§ **Data excerpts**
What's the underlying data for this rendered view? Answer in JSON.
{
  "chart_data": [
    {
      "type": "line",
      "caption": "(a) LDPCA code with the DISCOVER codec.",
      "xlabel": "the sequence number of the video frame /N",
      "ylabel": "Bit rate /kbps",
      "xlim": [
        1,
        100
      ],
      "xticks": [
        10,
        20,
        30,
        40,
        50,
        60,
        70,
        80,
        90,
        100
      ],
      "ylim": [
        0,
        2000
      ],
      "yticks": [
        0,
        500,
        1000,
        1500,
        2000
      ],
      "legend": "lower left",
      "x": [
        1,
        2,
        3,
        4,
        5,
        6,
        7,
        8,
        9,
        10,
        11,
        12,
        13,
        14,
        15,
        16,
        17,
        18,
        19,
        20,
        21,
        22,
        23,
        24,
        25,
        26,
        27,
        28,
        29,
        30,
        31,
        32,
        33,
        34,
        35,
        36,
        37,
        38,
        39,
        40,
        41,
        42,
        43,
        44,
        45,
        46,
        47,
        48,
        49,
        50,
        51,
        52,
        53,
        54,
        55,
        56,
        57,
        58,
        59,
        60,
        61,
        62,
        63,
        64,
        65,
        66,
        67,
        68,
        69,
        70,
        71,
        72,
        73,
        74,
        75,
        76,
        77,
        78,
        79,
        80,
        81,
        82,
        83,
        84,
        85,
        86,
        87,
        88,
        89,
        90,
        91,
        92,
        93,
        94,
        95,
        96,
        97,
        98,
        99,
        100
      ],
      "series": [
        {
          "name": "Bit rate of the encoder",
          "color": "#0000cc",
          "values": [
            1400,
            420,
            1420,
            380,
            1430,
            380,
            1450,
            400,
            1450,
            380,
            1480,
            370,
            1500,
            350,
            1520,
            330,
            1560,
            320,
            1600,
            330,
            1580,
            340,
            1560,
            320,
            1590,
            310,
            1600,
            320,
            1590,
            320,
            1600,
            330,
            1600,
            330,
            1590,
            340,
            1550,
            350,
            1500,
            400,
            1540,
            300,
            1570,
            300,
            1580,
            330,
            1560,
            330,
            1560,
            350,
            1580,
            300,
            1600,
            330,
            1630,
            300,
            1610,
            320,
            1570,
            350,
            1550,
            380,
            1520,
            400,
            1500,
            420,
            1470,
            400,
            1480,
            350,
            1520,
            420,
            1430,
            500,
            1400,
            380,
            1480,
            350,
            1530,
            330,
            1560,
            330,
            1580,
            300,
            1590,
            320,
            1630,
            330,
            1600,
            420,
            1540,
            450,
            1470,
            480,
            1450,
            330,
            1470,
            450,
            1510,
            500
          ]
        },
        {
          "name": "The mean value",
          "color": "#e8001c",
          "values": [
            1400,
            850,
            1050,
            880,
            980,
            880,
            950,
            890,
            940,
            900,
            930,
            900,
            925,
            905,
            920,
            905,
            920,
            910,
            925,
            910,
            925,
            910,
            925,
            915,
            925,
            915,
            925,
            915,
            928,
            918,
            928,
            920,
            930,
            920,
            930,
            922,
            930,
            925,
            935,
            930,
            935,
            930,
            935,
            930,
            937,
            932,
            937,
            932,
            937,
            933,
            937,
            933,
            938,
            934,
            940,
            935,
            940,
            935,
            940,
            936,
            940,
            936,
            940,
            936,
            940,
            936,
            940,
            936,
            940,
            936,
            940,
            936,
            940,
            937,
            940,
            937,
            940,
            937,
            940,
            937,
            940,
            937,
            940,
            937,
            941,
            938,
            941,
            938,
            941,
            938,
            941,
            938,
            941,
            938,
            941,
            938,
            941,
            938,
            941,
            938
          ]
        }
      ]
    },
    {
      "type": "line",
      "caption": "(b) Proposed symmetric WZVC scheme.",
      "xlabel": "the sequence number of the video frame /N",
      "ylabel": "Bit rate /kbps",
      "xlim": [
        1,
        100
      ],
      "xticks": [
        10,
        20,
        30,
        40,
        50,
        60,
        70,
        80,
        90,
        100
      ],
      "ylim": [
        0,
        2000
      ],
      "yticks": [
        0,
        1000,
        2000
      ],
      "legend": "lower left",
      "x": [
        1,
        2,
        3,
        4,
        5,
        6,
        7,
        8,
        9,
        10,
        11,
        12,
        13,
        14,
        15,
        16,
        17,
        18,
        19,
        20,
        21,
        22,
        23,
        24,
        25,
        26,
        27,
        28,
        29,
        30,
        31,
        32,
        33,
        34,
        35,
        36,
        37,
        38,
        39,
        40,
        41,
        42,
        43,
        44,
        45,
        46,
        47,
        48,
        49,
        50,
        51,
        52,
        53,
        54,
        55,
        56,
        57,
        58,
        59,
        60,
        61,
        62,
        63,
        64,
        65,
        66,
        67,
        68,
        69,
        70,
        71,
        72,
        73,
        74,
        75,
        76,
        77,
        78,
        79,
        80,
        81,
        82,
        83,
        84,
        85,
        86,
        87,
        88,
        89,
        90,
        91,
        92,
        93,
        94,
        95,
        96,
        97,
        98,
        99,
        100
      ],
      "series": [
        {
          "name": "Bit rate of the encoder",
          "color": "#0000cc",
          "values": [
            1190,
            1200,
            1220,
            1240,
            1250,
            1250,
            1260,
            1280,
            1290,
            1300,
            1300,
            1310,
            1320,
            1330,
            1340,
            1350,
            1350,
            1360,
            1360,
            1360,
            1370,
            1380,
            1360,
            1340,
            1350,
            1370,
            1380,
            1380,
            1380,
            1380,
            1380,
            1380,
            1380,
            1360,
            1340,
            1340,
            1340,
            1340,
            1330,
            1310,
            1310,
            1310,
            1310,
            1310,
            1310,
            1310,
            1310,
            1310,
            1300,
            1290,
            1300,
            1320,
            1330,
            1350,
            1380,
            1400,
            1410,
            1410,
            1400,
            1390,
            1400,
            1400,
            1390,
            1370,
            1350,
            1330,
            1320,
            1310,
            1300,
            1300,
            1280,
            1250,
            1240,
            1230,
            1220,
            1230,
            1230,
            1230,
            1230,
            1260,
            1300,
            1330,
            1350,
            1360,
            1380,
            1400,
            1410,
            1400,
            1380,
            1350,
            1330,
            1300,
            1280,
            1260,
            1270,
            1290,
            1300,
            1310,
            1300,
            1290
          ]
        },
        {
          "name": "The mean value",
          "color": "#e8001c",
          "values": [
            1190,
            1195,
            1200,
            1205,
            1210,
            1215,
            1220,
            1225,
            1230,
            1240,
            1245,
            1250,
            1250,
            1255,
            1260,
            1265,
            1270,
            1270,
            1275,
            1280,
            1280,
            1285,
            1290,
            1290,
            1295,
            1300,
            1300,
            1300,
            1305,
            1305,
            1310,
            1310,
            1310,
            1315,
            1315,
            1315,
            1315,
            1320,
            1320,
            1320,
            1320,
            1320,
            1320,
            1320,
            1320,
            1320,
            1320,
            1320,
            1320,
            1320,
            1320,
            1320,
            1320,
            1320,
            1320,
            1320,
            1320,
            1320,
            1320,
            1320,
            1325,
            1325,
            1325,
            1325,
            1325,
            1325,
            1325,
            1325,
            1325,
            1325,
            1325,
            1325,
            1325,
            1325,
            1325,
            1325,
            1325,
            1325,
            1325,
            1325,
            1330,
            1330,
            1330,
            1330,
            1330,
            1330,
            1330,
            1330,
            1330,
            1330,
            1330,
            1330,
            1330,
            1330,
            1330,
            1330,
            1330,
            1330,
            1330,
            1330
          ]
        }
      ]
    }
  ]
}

§ **What you should do**
Exact copies of all the records are required.

§ **Result below**
What's the underlying data for this rendered view? Answer in JSON.
{
  "chart_data": [
    {
      "type": "line",
      "caption": "(a) LDPCA code with the DISCOVER codec.",
      "xlabel": "the sequence number of the video frame /N",
      "ylabel": "Bit rate /kbps",
      "xlim": [
        1,
        100
      ],
      "xticks": [
        10,
        20,
        30,
        40,
        50,
        60,
        70,
        80,
        90,
        100
      ],
      "ylim": [
        0,
        2000
      ],
      "yticks": [
        0,
        500,
        1000,
        1500,
        2000
      ],
      "legend": "lower left",
      "x": [
        1,
        2,
        3,
        4,
        5,
        6,
        7,
        8,
        9,
        10,
        11,
        12,
        13,
        14,
        15,
        16,
        17,
        18,
        19,
        20,
        21,
        22,
        23,
        24,
        25,
        26,
        27,
        28,
        29,
        30,
        31,
        32,
        33,
        34,
        35,
        36,
        37,
        38,
        39,
        40,
        41,
        42,
        43,
        44,
        45,
        46,
        47,
        48,
        49,
        50,
        51,
        52,
        53,
        54,
        55,
        56,
        57,
        58,
        59,
        60,
        61,
        62,
        63,
        64,
        65,
        66,
        67,
        68,
        69,
        70,
        71,
        72,
        73,
        74,
        75,
        76,
        77,
        78,
        79,
        80,
        81,
        82,
        83,
        84,
        85,
        86,
        87,
        88,
        89,
        90,
        91,
        92,
        93,
        94,
        95,
        96,
        97,
        98,
        99,
        100
      ],
      "series": [
        {
          "name": "Bit rate of the encoder",
          "color": "#0000cc",
          "values": [
            1400,
            420,
            1420,
            380,
            1430,
            380,
            1450,
            400,
            1450,
            380,
            1480,
            370,
            1500,
            350,
            1520,
            330,
            1560,
            320,
            1600,
            330,
            1580,
            340,
            1560,
            320,
            1590,
            310,
            1600,
            320,
            1590,
            320,
            1600,
            330,
            1600,
            330,
            1590,
            340,
            1550,
            350,
            1500,
            400,
            1540,
            300,
            1570,
            300,
            1580,
            330,
            1560,
            330,
            1560,
            350,
            1580,
            300,
            1600,
            330,
            1630,
            300,
            1610,
            320,
            1570,
            350,
            1550,
            380,
            1520,
            400,
            1500,
            420,
            1470,
            400,
            1480,
            350,
            1520,
            420,
            1430,
            500,
            1400,
            380,
            1480,
            350,
            1530,
            330,
            1560,
            330,
            1580,
            300,
            1590,
            320,
            1630,
            330,
            1600,
            420,
            1540,
            450,
            1470,
            480,
            1450,
            330,
            1470,
            450,
            1510,
            500
          ]
        },
        {
          "name": "The mean value",
          "color": "#e8001c",
          "values": [
            1400,
            850,
            1050,
            880,
            980,
            880,
            950,
            890,
            940,
            900,
            930,
            900,
            925,
            905,
            920,
            905,
            920,
            910,
            925,
            910,
            925,
            910,
            925,
            915,
            925,
            915,
            925,
            915,
            928,
            918,
            928,
            920,
            930,
            920,
            930,
            922,
            930,
            925,
            935,
            930,
            935,
            930,
            935,
            930,
            937,
            932,
            937,
            932,
            937,
            933,
            937,
            933,
            938,
            934,
            940,
            935,
            940,
            935,
            940,
            936,
            940,
            936,
            940,
            936,
            940,
            936,
            940,
            936,
            940,
            936,
            940,
            936,
            940,
            937,
            940,
            937,
            940,
            937,
            940,
            937,
            940,
            937,
            940,
            937,
            941,
            938,
            941,
            938,
            941,
            938,
            941,
            938,
            941,
            938,
            941,
            938,
            941,
            938,
            941,
            938
          ]
        }
      ]
    },
    {
      "type": "line",
      "caption": "(b) Proposed symmetric WZVC scheme.",
      "xlabel": "the sequence number of the video frame /N",
      "ylabel": "Bit rate /kbps",
      "xlim": [
        1,
        100
      ],
      "xticks": [
        10,
        20,
        30,
        40,
        50,
        60,
        70,
        80,
        90,
        100
      ],
      "ylim": [
        0,
        2000
      ],
      "yticks": [
        0,
        1000,
        2000
      ],
      "legend": "lower left",
      "x": [
        1,
        2,
        3,
        4,
        5,
        6,
        7,
        8,
        9,
        10,
        11,
        12,
        13,
        14,
        15,
        16,
        17,
        18,
        19,
        20,
        21,
        22,
        23,
        24,
        25,
        26,
        27,
        28,
        29,
        30,
        31,
        32,
        33,
        34,
        35,
        36,
        37,
        38,
        39,
        40,
        41,
        42,
        43,
        44,
        45,
        46,
        47,
        48,
        49,
        50,
        51,
        52,
        53,
        54,
        55,
        56,
        57,
        58,
        59,
        60,
        61,
        62,
        63,
        64,
        65,
        66,
        67,
        68,
        69,
        70,
        71,
        72,
        73,
        74,
        75,
        76,
        77,
        78,
        79,
        80,
        81,
        82,
        83,
        84,
        85,
        86,
        87,
        88,
        89,
        90,
        91,
        92,
        93,
        94,
        95,
        96,
        97,
        98,
        99,
        100
      ],
      "series": [
        {
          "name": "Bit rate of the encoder",
          "color": "#0000cc",
          "values": [
            1190,
            1200,
            1220,
            1240,
            1250,
            1250,
            1260,
            1280,
            1290,
            1300,
            1300,
            1310,
            1320,
            1330,
            1340,
            1350,
            1350,
            1360,
            1360,
            1360,
            1370,
            1380,
            1360,
            1340,
            1350,
            1370,
            1380,
            1380,
            1380,
            1380,
            1380,
            1380,
            1380,
            1360,
            1340,
            1340,
            1340,
            1340,
            1330,
            1310,
            1310,
            1310,
            1310,
            1310,
            1310,
            1310,
            1310,
            1310,
            1300,
            1290,
            1300,
            1320,
            1330,
            1350,
            1380,
            1400,
            1410,
            1410,
            1400,
            1390,
            1400,
            1400,
            1390,
            1370,
            1350,
            1330,
            1320,
            1310,
            1300,
            1300,
            1280,
            1250,
            1240,
            1230,
            1220,
            1230,
            1230,
            1230,
            1230,
            1260,
            1300,
            1330,
            1350,
            1360,
            1380,
            1400,
            1410,
            1400,
            1380,
            1350,
            1330,
            1300,
            1280,
            1260,
            1270,
            1290,
            1300,
            1310,
            1300,
            1290
          ]
        },
        {
          "name": "The mean value",
          "color": "#e8001c",
          "values": [
            1190,
            1195,
            1200,
            1205,
            1210,
            1215,
            1220,
            1225,
            1230,
            1240,
            1245,
            1250,
            1250,
            1255,
            1260,
            1265,
            1270,
            1270,
            1275,
            1280,
            1280,
            1285,
            1290,
            1290,
            1295,
            1300,
            1300,
            1300,
            1305,
            1305,
            1310,
            1310,
            1310,
            1315,
            1315,
            1315,
            1315,
            1320,
            1320,
            1320,
            1320,
            1320,
            1320,
            1320,
            1320,
            1320,
            1320,
            1320,
            1320,
            1320,
            1320,
            1320,
            1320,
            1320,
            1320,
            1320,
            1320,
            1320,
            1320,
            1320,
            1325,
            1325,
            1325,
            1325,
            1325,
            1325,
            1325,
            1325,
            1325,
            1325,
            1325,
            1325,
            1325,
            1325,
            1325,
            1325,
            1325,
            1325,
            1325,
            1325,
            1330,
            1330,
            1330,
            1330,
            1330,
            1330,
            1330,
            1330,
            1330,
            1330,
            1330,
            1330,
            1330,
            1330,
            1330,
            1330,
            1330,
            1330,
            1330,
            1330
          ]
        }
      ]
    }
  ]
}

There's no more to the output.